### AIM OF THE EXERCISE
Identify and pull out each line of the entries in which "structured" occurs.

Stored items
★ ★ ★

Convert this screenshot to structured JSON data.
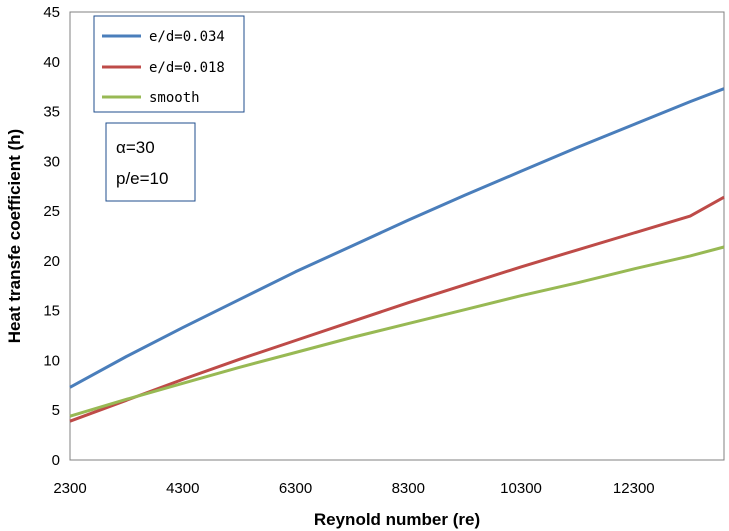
{
  "chart_data": {
    "type": "line",
    "title": "",
    "xlabel": "Reynold number (re)",
    "ylabel": "Heat transfe coefficient (h)",
    "xlim": [
      2300,
      13900
    ],
    "ylim": [
      0,
      45
    ],
    "x_ticks": [
      2300,
      4300,
      6300,
      8300,
      10300,
      12300
    ],
    "y_ticks": [
      0,
      5,
      10,
      15,
      20,
      25,
      30,
      35,
      40,
      45
    ],
    "grid": false,
    "legend_position": "top-left",
    "series": [
      {
        "name": "e/d=0.034",
        "color": "#4a7ebb",
        "x": [
          2300,
          3300,
          4300,
          5300,
          6300,
          7300,
          8300,
          9300,
          10300,
          11300,
          12300,
          13300,
          13900
        ],
        "y": [
          7.3,
          10.4,
          13.3,
          16.1,
          18.9,
          21.5,
          24.1,
          26.6,
          29.0,
          31.4,
          33.7,
          36.0,
          37.3
        ]
      },
      {
        "name": "e/d=0.018",
        "color": "#be4b48",
        "x": [
          2300,
          3300,
          4300,
          5300,
          6300,
          7300,
          8300,
          9300,
          10300,
          11300,
          12300,
          13300,
          13900
        ],
        "y": [
          3.9,
          6.0,
          8.1,
          10.1,
          12.0,
          13.9,
          15.8,
          17.6,
          19.4,
          21.1,
          22.8,
          24.5,
          26.4
        ]
      },
      {
        "name": "smooth",
        "color": "#98b954",
        "x": [
          2300,
          3300,
          4300,
          5300,
          6300,
          7300,
          8300,
          9300,
          10300,
          11300,
          12300,
          13300,
          13900
        ],
        "y": [
          4.4,
          6.1,
          7.7,
          9.3,
          10.8,
          12.3,
          13.7,
          15.1,
          16.5,
          17.8,
          19.2,
          20.5,
          21.4
        ]
      }
    ],
    "annotations": [
      "α=30",
      "p/e=10"
    ]
  }
}
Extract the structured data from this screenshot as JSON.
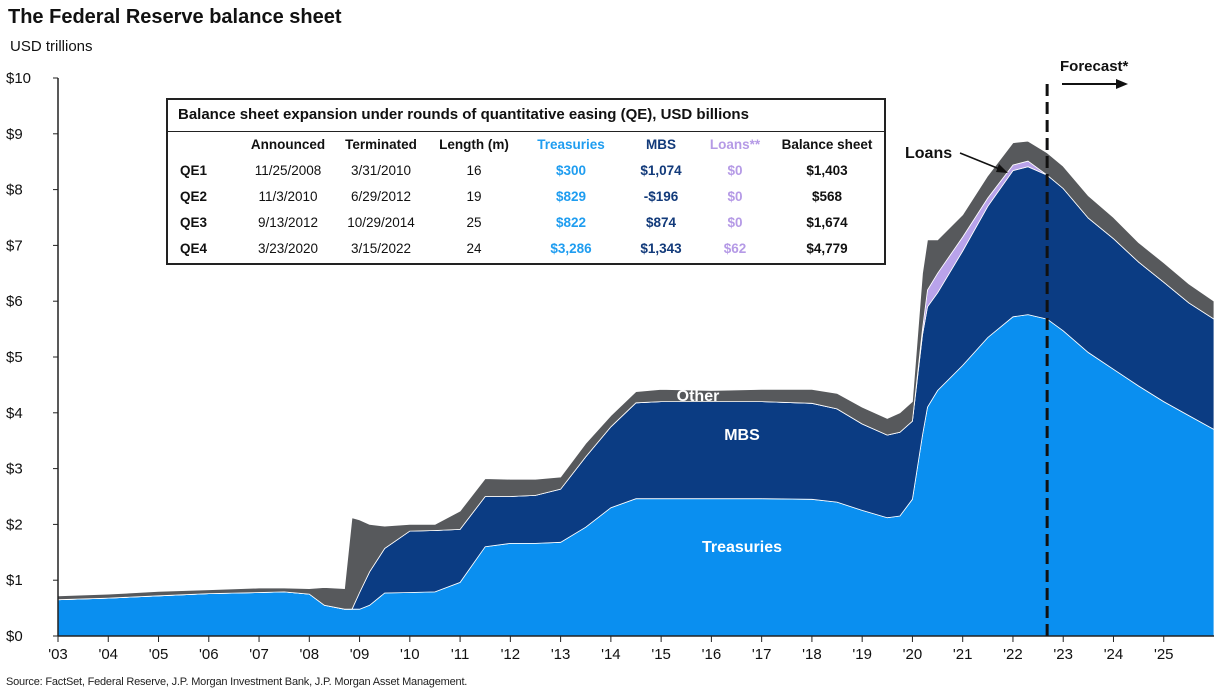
{
  "title": "The Federal Reserve balance sheet",
  "unit_label": "USD trillions",
  "source": "Source: FactSet, Federal Reserve, J.P. Morgan Investment Bank, J.P. Morgan Asset Management.",
  "forecast_label": "Forecast*",
  "colors": {
    "treasuries": "#0a8ff0",
    "mbs": "#0b3c83",
    "loans": "#b9a3ea",
    "other": "#57595c",
    "background": "#ffffff"
  },
  "qe_table": {
    "title": "Balance sheet expansion under rounds of quantitative easing (QE), USD billions",
    "headers": [
      "",
      "Announced",
      "Terminated",
      "Length (m)",
      "Treasuries",
      "MBS",
      "Loans**",
      "Balance sheet"
    ],
    "rows": [
      [
        "QE1",
        "11/25/2008",
        "3/31/2010",
        "16",
        "$300",
        "$1,074",
        "$0",
        "$1,403"
      ],
      [
        "QE2",
        "11/3/2010",
        "6/29/2012",
        "19",
        "$829",
        "-$196",
        "$0",
        "$568"
      ],
      [
        "QE3",
        "9/13/2012",
        "10/29/2014",
        "25",
        "$822",
        "$874",
        "$0",
        "$1,674"
      ],
      [
        "QE4",
        "3/23/2020",
        "3/15/2022",
        "24",
        "$3,286",
        "$1,343",
        "$62",
        "$4,779"
      ]
    ]
  },
  "chart_data": {
    "type": "area",
    "stacked": true,
    "title": "The Federal Reserve balance sheet",
    "ylabel": "USD trillions",
    "xlabel": "",
    "ylim": [
      0,
      10
    ],
    "xlim": [
      2003.0,
      2026.0
    ],
    "yticks": [
      0,
      1,
      2,
      3,
      4,
      5,
      6,
      7,
      8,
      9,
      10
    ],
    "ytick_labels": [
      "$0",
      "$1",
      "$2",
      "$3",
      "$4",
      "$5",
      "$6",
      "$7",
      "$8",
      "$9",
      "$10"
    ],
    "xtick_labels": [
      "'03",
      "'04",
      "'05",
      "'06",
      "'07",
      "'08",
      "'09",
      "'10",
      "'11",
      "'12",
      "'13",
      "'14",
      "'15",
      "'16",
      "'17",
      "'18",
      "'19",
      "'20",
      "'21",
      "'22",
      "'23",
      "'24",
      "'25"
    ],
    "forecast_start": 2022.68,
    "x": [
      2003.0,
      2004.0,
      2005.0,
      2006.0,
      2007.0,
      2007.5,
      2008.0,
      2008.3,
      2008.7,
      2008.85,
      2009.0,
      2009.2,
      2009.5,
      2010.0,
      2010.5,
      2011.0,
      2011.5,
      2012.0,
      2012.5,
      2013.0,
      2013.5,
      2014.0,
      2014.5,
      2015.0,
      2016.0,
      2017.0,
      2018.0,
      2018.5,
      2019.0,
      2019.5,
      2019.75,
      2020.0,
      2020.2,
      2020.3,
      2020.5,
      2021.0,
      2021.5,
      2022.0,
      2022.3,
      2022.68,
      2023.0,
      2023.5,
      2024.0,
      2024.5,
      2025.0,
      2025.5,
      2026.0
    ],
    "series": [
      {
        "name": "Treasuries",
        "values": [
          0.65,
          0.68,
          0.72,
          0.76,
          0.78,
          0.79,
          0.75,
          0.55,
          0.48,
          0.48,
          0.48,
          0.55,
          0.77,
          0.78,
          0.79,
          0.96,
          1.6,
          1.66,
          1.66,
          1.68,
          1.95,
          2.3,
          2.46,
          2.46,
          2.46,
          2.46,
          2.45,
          2.4,
          2.25,
          2.12,
          2.15,
          2.45,
          3.6,
          4.1,
          4.4,
          4.85,
          5.35,
          5.72,
          5.76,
          5.68,
          5.47,
          5.08,
          4.78,
          4.48,
          4.2,
          3.95,
          3.7
        ]
      },
      {
        "name": "MBS",
        "values": [
          0.0,
          0.0,
          0.0,
          0.0,
          0.0,
          0.0,
          0.0,
          0.0,
          0.0,
          0.0,
          0.3,
          0.6,
          0.8,
          1.1,
          1.1,
          0.95,
          0.9,
          0.84,
          0.86,
          0.95,
          1.26,
          1.45,
          1.72,
          1.74,
          1.74,
          1.74,
          1.72,
          1.67,
          1.55,
          1.48,
          1.5,
          1.4,
          1.8,
          1.8,
          1.75,
          2.05,
          2.35,
          2.62,
          2.65,
          2.58,
          2.55,
          2.41,
          2.34,
          2.22,
          2.14,
          2.02,
          1.98
        ]
      },
      {
        "name": "Loans",
        "values": [
          0.0,
          0.0,
          0.0,
          0.0,
          0.0,
          0.0,
          0.0,
          0.0,
          0.0,
          0.0,
          0.0,
          0.0,
          0.0,
          0.0,
          0.0,
          0.0,
          0.0,
          0.0,
          0.0,
          0.0,
          0.0,
          0.0,
          0.0,
          0.0,
          0.0,
          0.0,
          0.0,
          0.0,
          0.0,
          0.0,
          0.0,
          0.0,
          0.1,
          0.3,
          0.35,
          0.25,
          0.15,
          0.1,
          0.1,
          0.0,
          0.0,
          0.0,
          0.0,
          0.0,
          0.0,
          0.0,
          0.0
        ]
      },
      {
        "name": "Other",
        "values": [
          0.07,
          0.07,
          0.08,
          0.07,
          0.08,
          0.07,
          0.1,
          0.32,
          0.37,
          1.64,
          1.3,
          0.85,
          0.4,
          0.12,
          0.11,
          0.33,
          0.32,
          0.31,
          0.29,
          0.22,
          0.24,
          0.2,
          0.2,
          0.22,
          0.2,
          0.22,
          0.25,
          0.28,
          0.3,
          0.3,
          0.35,
          0.35,
          1.0,
          0.9,
          0.6,
          0.4,
          0.4,
          0.4,
          0.36,
          0.4,
          0.4,
          0.4,
          0.38,
          0.35,
          0.35,
          0.34,
          0.32
        ]
      }
    ],
    "annotations": [
      "Treasuries",
      "MBS",
      "Other",
      "Loans"
    ]
  }
}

★ ★ ★

### FINISHED TASK
Convert this screenshot to structured JSON data.
Extract the structured data from this screenshot as JSON.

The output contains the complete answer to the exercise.